Only the number is needed: how many lines of the records include "nisbiy"?

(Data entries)
____

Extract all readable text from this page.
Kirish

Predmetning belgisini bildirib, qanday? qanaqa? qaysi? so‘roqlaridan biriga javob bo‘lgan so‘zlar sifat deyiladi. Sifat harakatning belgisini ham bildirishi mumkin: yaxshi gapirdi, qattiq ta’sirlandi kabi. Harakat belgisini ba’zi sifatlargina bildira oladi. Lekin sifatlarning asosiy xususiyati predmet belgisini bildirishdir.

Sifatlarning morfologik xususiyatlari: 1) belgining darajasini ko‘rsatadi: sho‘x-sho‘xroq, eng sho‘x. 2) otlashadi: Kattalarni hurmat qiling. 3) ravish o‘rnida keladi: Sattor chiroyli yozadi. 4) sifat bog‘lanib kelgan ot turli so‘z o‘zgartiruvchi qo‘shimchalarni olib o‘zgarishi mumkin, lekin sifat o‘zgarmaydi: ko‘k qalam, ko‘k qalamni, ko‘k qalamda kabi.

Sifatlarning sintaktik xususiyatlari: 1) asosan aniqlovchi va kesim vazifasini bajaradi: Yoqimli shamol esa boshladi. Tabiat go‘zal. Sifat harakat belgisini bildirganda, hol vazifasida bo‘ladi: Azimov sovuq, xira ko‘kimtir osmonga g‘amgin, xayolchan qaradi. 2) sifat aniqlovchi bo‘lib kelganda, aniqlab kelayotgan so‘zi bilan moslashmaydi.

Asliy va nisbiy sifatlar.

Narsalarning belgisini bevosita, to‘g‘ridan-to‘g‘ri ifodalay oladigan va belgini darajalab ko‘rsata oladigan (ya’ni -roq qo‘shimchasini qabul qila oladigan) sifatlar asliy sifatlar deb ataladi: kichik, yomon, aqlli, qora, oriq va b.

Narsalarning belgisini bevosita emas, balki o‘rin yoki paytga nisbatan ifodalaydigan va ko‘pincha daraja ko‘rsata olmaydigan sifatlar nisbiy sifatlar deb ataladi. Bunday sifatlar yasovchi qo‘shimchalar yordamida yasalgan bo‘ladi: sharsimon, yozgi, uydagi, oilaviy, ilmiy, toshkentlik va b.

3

____

SOLUTION FOR THIS TASK: 2